### BRIEF
Keep every line where the word "only" appears; drop the rest.
⟨
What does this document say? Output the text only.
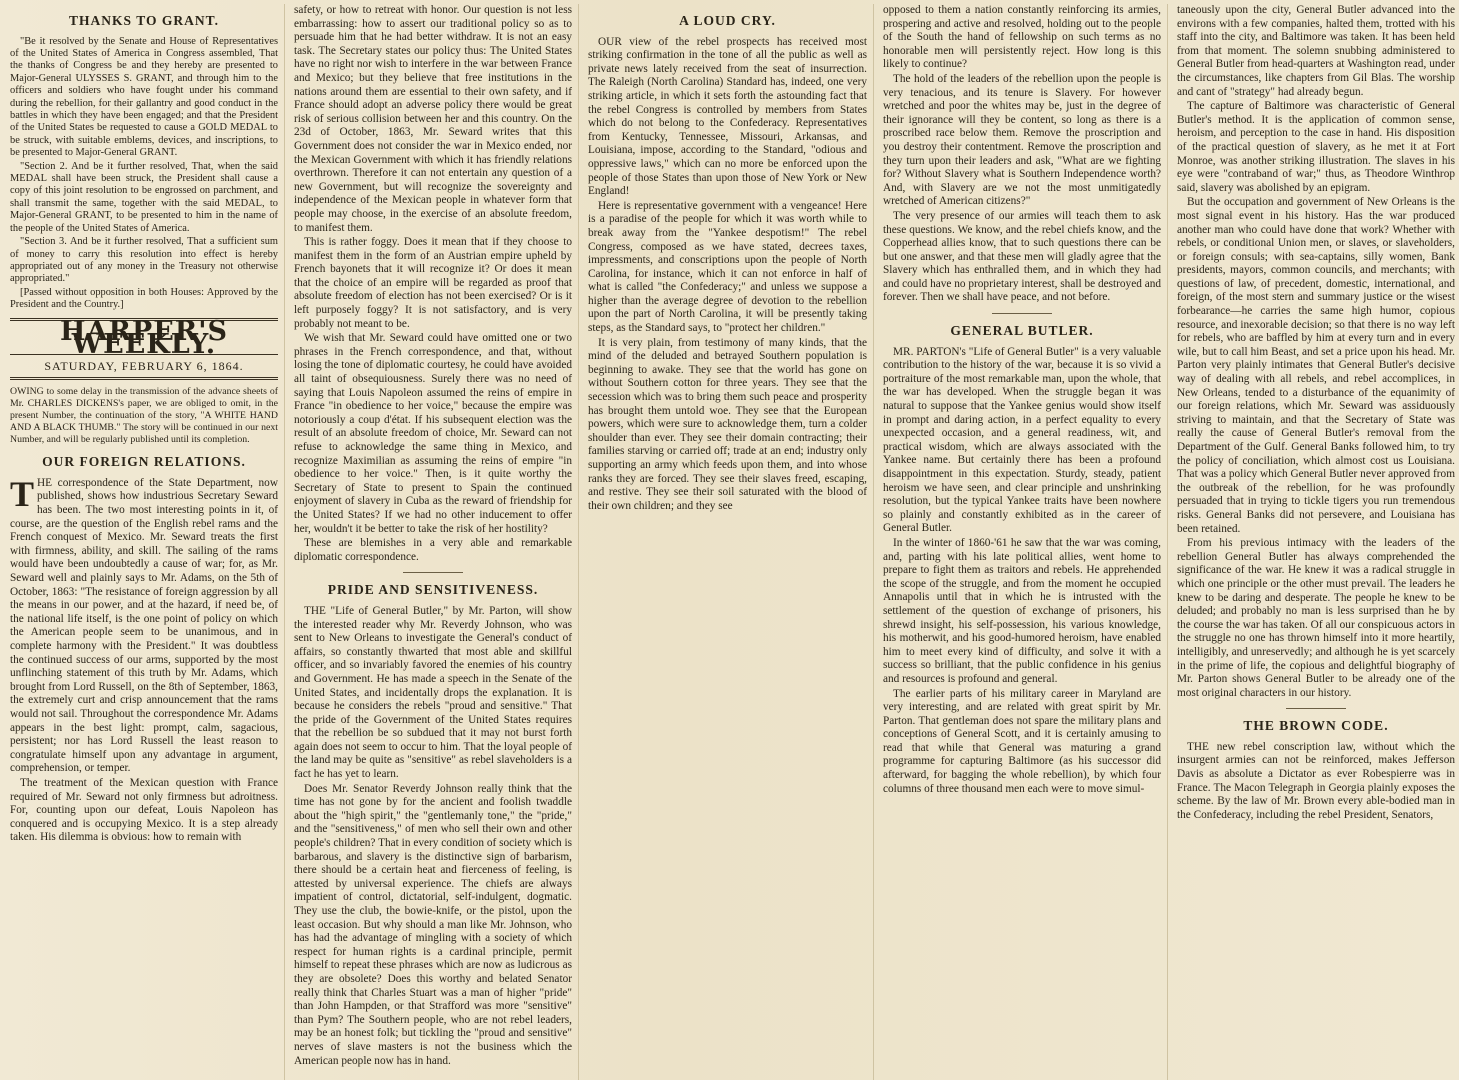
THANKS TO GRANT.

"Be it resolved by the Senate and House of Representatives of the United States of America in Congress assembled, That the thanks of Congress be and they hereby are presented to Major-General ULYSSES S. GRANT, and through him to the officers and soldiers who have fought under his command during the rebellion, for their gallantry and good conduct in the battles in which they have been engaged; and that the President of the United States be requested to cause a GOLD MEDAL to be struck, with suitable emblems, devices, and inscriptions, to be presented to Major-General GRANT.

"Section 2. And be it further resolved, That, when the said MEDAL shall have been struck, the President shall cause a copy of this joint resolution to be engrossed on parchment, and shall transmit the same, together with the said MEDAL, to Major-General GRANT, to be presented to him in the name of the people of the United States of America.

"Section 3. And be it further resolved, That a sufficient sum of money to carry this resolution into effect is hereby appropriated out of any money in the Treasury not otherwise appropriated."

[Passed without opposition in both Houses: Approved by the President and the Country.]

HARPER'S WEEKLY.
SATURDAY, FEBRUARY 6, 1864.

OWING to some delay in the transmission of the advance sheets of Mr. CHARLES DICKENS's paper, we are obliged to omit, in the present Number, the continuation of the story, "A WHITE HAND AND A BLACK THUMB." The story will be continued in our next Number, and will be regularly published until its completion.

OUR FOREIGN RELATIONS.

THE correspondence of the State Department, now published, shows how industrious Secretary Seward has been. The two most interesting points in it, of course, are the question of the English rebel rams and the French conquest of Mexico. Mr. Seward treats the first with firmness, ability, and skill. The sailing of the rams would have been undoubtedly a cause of war; for, as Mr. Seward well and plainly says to Mr. Adams, on the 5th of October, 1863: "The resistance of foreign aggression by all the means in our power, and at the hazard, if need be, of the national life itself, is the one point of policy on which the American people seem to be unanimous, and in complete harmony with the President." It was doubtless the continued success of our arms, supported by the most unflinching statement of this truth by Mr. Adams, which brought from Lord Russell, on the 8th of September, 1863, the extremely curt and crisp announcement that the rams would not sail. Throughout the correspondence Mr. Adams appears in the best light: prompt, calm, sagacious, persistent; nor has Lord Russell the least reason to congratulate himself upon any advantage in argument, comprehension, or temper.

The treatment of the Mexican question with France required of Mr. Seward not only firmness but adroitness. For, counting upon our defeat, Louis Napoleon has conquered and is occupying Mexico. It is a step already taken. His dilemma is obvious: how to remain with

safety, or how to retreat with honor. Our question is not less embarrassing: how to assert our traditional policy so as to persuade him that he had better withdraw. It is not an easy task. The Secretary states our policy thus: The United States have no right nor wish to interfere in the war between France and Mexico; but they believe that free institutions in the nations around them are essential to their own safety, and if France should adopt an adverse policy there would be great risk of serious collision between her and this country. On the 23d of October, 1863, Mr. Seward writes that this Government does not consider the war in Mexico ended, nor the Mexican Government with which it has friendly relations overthrown. Therefore it can not entertain any question of a new Government, but will recognize the sovereignty and independence of the Mexican people in whatever form that people may choose, in the exercise of an absolute freedom, to manifest them.

This is rather foggy. Does it mean that if they choose to manifest them in the form of an Austrian empire upheld by French bayonets that it will recognize it? Or does it mean that the choice of an empire will be regarded as proof that absolute freedom of election has not been exercised? Or is it left purposely foggy? It is not satisfactory, and is very probably not meant to be.

We wish that Mr. Seward could have omitted one or two phrases in the French correspondence, and that, without losing the tone of diplomatic courtesy, he could have avoided all taint of obsequiousness. Surely there was no need of saying that Louis Napoleon assumed the reins of empire in France "in obedience to her voice," because the empire was notoriously a coup d'état. If his subsequent election was the result of an absolute freedom of choice, Mr. Seward can not refuse to acknowledge the same thing in Mexico, and recognize Maximilian as assuming the reins of empire "in obedience to her voice." Then, is it quite worthy the Secretary of State to present to Spain the continued enjoyment of slavery in Cuba as the reward of friendship for the United States? If we had no other inducement to offer her, wouldn't it be better to take the risk of her hostility?

These are blemishes in a very able and remarkable diplomatic correspondence.

PRIDE AND SENSITIVENESS.

THE "Life of General Butler," by Mr. Parton, will show the interested reader why Mr. Reverdy Johnson, who was sent to New Orleans to investigate the General's conduct of affairs, so constantly thwarted that most able and skillful officer, and so invariably favored the enemies of his country and Government. He has made a speech in the Senate of the United States, and incidentally drops the explanation. It is because he considers the rebels "proud and sensitive." That the pride of the Government of the United States requires that the rebellion be so subdued that it may not burst forth again does not seem to occur to him. That the loyal people of the land may be quite as "sensitive" as rebel slaveholders is a fact he has yet to learn.

Does Mr. Senator Reverdy Johnson really think that the time has not gone by for the ancient and foolish twaddle about the "high spirit," the "gentlemanly tone," the "pride," and the "sensitiveness," of men who sell their own and other people's children? That in every condition of society which is barbarous, and slavery is the distinctive sign of barbarism, there should be a certain heat and fierceness of feeling, is attested by universal experience. The chiefs are always impatient of control, dictatorial, self-indulgent, dogmatic. They use the club, the bowie-knife, or the pistol, upon the least occasion. But why should a man like Mr. Johnson, who has had the advantage of mingling with a society of which respect for human rights is a cardinal principle, permit himself to repeat these phrases which are now as ludicrous as they are obsolete? Does this worthy and belated Senator really think that Charles Stuart was a man of higher "pride" than John Hampden, or that Strafford was more "sensitive" than Pym? The Southern people, who are not rebel leaders, may be an honest folk; but tickling the "proud and sensitive" nerves of slave masters is not the business which the American people now has in hand.

A LOUD CRY.

OUR view of the rebel prospects has received most striking confirmation in the tone of all the public as well as private news lately received from the seat of insurrection. The Raleigh (North Carolina) Standard has, indeed, one very striking article, in which it sets forth the astounding fact that the rebel Congress is controlled by members from States which do not belong to the Confederacy. Representatives from Kentucky, Tennessee, Missouri, Arkansas, and Louisiana, impose, according to the Standard, "odious and oppressive laws," which can no more be enforced upon the people of those States than upon those of New York or New England!

Here is representative government with a vengeance! Here is a paradise of the people for which it was worth while to break away from the "Yankee despotism!" The rebel Congress, composed as we have stated, decrees taxes, impressments, and conscriptions upon the people of North Carolina, for instance, which it can not enforce in half of what is called "the Confederacy;" and unless we suppose a higher than the average degree of devotion to the rebellion upon the part of North Carolina, it will be presently taking steps, as the Standard says, to "protect her children."

It is very plain, from testimony of many kinds, that the mind of the deluded and betrayed Southern population is beginning to awake. They see that the world has gone on without Southern cotton for three years. They see that the secession which was to bring them such peace and prosperity has brought them untold woe. They see that the European powers, which were sure to acknowledge them, turn a colder shoulder than ever. They see their domain contracting; their families starving or carried off; trade at an end; industry only supporting an army which feeds upon them, and into whose ranks they are forced. They see their slaves freed, escaping, and restive. They see their soil saturated with the blood of their own children; and they see

opposed to them a nation constantly reinforcing its armies, prospering and active and resolved, holding out to the people of the South the hand of fellowship on such terms as no honorable men will persistently reject. How long is this likely to continue?

The hold of the leaders of the rebellion upon the people is very tenacious, and its tenure is Slavery. For however wretched and poor the whites may be, just in the degree of their ignorance will they be content, so long as there is a proscribed race below them. Remove the proscription and you destroy their contentment. Remove the proscription and they turn upon their leaders and ask, "What are we fighting for? Without Slavery what is Southern Independence worth? And, with Slavery are we not the most unmitigatedly wretched of American citizens?"

The very presence of our armies will teach them to ask these questions. We know, and the rebel chiefs know, and the Copperhead allies know, that to such questions there can be but one answer, and that these men will gladly agree that the Slavery which has enthralled them, and in which they had and could have no proprietary interest, shall be destroyed and forever. Then we shall have peace, and not before.

GENERAL BUTLER.

MR. PARTON's "Life of General Butler" is a very valuable contribution to the history of the war, because it is so vivid a portraiture of the most remarkable man, upon the whole, that the war has developed. When the struggle began it was natural to suppose that the Yankee genius would show itself in prompt and daring action, in a perfect equality to every unexpected occasion, and a general readiness, wit, and practical wisdom, which are always associated with the Yankee name. But certainly there has been a profound disappointment in this expectation. Sturdy, steady, patient heroism we have seen, and clear principle and unshrinking resolution, but the typical Yankee traits have been nowhere so plainly and constantly exhibited as in the career of General Butler.

In the winter of 1860-'61 he saw that the war was coming, and, parting with his late political allies, went home to prepare to fight them as traitors and rebels. He apprehended the scope of the struggle, and from the moment he occupied Annapolis until that in which he is intrusted with the settlement of the question of exchange of prisoners, his shrewd insight, his self-possession, his various knowledge, his motherwit, and his good-humored heroism, have enabled him to meet every kind of difficulty, and solve it with a success so brilliant, that the public confidence in his genius and resources is profound and general.

The earlier parts of his military career in Maryland are very interesting, and are related with great spirit by Mr. Parton. That gentleman does not spare the military plans and conceptions of General Scott, and it is certainly amusing to read that while that General was maturing a grand programme for capturing Baltimore (as his successor did afterward, for bagging the whole rebellion), by which four columns of three thousand men each were to move simul-

taneously upon the city, General Butler advanced into the environs with a few companies, halted them, trotted with his staff into the city, and Baltimore was taken. It has been held from that moment. The solemn snubbing administered to General Butler from head-quarters at Washington read, under the circumstances, like chapters from Gil Blas. The worship and cant of "strategy" had already begun.

The capture of Baltimore was characteristic of General Butler's method. It is the application of common sense, heroism, and perception to the case in hand. His disposition of the practical question of slavery, as he met it at Fort Monroe, was another striking illustration. The slaves in his eye were "contraband of war;" thus, as Theodore Winthrop said, slavery was abolished by an epigram.

But the occupation and government of New Orleans is the most signal event in his history. Has the war produced another man who could have done that work? Whether with rebels, or conditional Union men, or slaves, or slaveholders, or foreign consuls; with sea-captains, silly women, Bank presidents, mayors, common councils, and merchants; with questions of law, of precedent, domestic, international, and foreign, of the most stern and summary justice or the wisest forbearance—he carries the same high humor, copious resource, and inexorable decision; so that there is no way left for rebels, who are baffled by him at every turn and in every wile, but to call him Beast, and set a price upon his head. Mr. Parton very plainly intimates that General Butler's decisive way of dealing with all rebels, and rebel accomplices, in New Orleans, tended to a disturbance of the equanimity of our foreign relations, which Mr. Seward was assiduously striving to maintain, and that the Secretary of State was really the cause of General Butler's removal from the Department of the Gulf. General Banks followed him, to try the policy of conciliation, which almost cost us Louisiana. That was a policy which General Butler never approved from the outbreak of the rebellion, for he was profoundly persuaded that in trying to tickle tigers you run tremendous risks. General Banks did not persevere, and Louisiana has been retained.

From his previous intimacy with the leaders of the rebellion General Butler has always comprehended the significance of the war. He knew it was a radical struggle in which one principle or the other must prevail. The leaders he knew to be daring and desperate. The people he knew to be deluded; and probably no man is less surprised than he by the course the war has taken. Of all our conspicuous actors in the struggle no one has thrown himself into it more heartily, intelligibly, and unreservedly; and although he is yet scarcely in the prime of life, the copious and delightful biography of Mr. Parton shows General Butler to be already one of the most original characters in our history.

THE BROWN CODE.

THE new rebel conscription law, without which the insurgent armies can not be reinforced, makes Jefferson Davis as absolute a Dictator as ever Robespierre was in France. The Macon Telegraph in Georgia plainly exposes the scheme. By the law of Mr. Brown every able-bodied man in the Confederacy, including the rebel President, Senators,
⟩
### THE OUTPUT
What does this document say? Output the text only.
The treatment of the Mexican question with France required of Mr. Seward not only firmness but adroitness. For, counting upon our defeat, Louis Napoleon has conquered and is occupying Mexico. It is a step already taken. His dilemma is obvious: how to remain with
It is very plain, from testimony of many kinds, that the mind of the deluded and betrayed Southern population is beginning to awake. They see that the world has gone on without Southern cotton for three years. They see that the secession which was to bring them such peace and prosperity has brought them untold woe. They see that the European powers, which were sure to acknowledge them, turn a colder shoulder than ever. They see their domain contracting; their families starving or carried off; trade at an end; industry only supporting an army which feeds upon them, and into whose ranks they are forced. They see their slaves freed, escaping, and restive. They see their soil saturated with the blood of their own children; and they see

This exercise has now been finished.